#### [Task prompt]
Count every line of these entries that holds the word "title", and reply with the number only.

---

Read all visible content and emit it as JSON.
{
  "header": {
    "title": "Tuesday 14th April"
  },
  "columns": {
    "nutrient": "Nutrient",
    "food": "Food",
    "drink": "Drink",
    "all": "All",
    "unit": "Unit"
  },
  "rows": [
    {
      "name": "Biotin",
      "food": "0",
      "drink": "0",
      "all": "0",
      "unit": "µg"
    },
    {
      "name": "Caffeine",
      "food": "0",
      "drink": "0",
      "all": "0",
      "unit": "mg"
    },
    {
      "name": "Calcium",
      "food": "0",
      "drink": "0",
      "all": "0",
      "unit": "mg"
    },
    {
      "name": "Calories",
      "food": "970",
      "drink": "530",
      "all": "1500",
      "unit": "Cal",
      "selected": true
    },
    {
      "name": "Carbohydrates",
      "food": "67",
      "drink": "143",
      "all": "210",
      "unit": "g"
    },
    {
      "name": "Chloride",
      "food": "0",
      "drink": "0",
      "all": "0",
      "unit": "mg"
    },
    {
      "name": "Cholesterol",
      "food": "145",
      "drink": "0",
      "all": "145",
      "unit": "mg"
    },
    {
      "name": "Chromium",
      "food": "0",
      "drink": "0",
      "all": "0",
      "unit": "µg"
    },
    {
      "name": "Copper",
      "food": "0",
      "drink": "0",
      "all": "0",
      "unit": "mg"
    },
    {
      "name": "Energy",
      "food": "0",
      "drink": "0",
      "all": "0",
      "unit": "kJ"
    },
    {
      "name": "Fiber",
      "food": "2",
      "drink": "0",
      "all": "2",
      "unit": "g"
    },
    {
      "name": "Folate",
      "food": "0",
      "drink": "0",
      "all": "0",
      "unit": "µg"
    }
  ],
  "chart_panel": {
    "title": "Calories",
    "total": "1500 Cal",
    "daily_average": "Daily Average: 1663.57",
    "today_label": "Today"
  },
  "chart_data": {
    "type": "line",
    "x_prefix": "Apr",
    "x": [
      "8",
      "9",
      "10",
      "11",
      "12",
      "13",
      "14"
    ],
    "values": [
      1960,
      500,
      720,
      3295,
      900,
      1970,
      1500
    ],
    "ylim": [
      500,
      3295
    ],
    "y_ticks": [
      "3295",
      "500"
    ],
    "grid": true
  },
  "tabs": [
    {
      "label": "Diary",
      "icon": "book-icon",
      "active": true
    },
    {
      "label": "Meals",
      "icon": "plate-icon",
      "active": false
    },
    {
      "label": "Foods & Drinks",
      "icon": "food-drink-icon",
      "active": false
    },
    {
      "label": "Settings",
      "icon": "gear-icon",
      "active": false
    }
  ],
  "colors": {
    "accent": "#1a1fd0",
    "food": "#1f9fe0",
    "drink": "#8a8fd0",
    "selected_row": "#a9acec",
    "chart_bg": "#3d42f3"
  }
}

---

#### [Solution]
2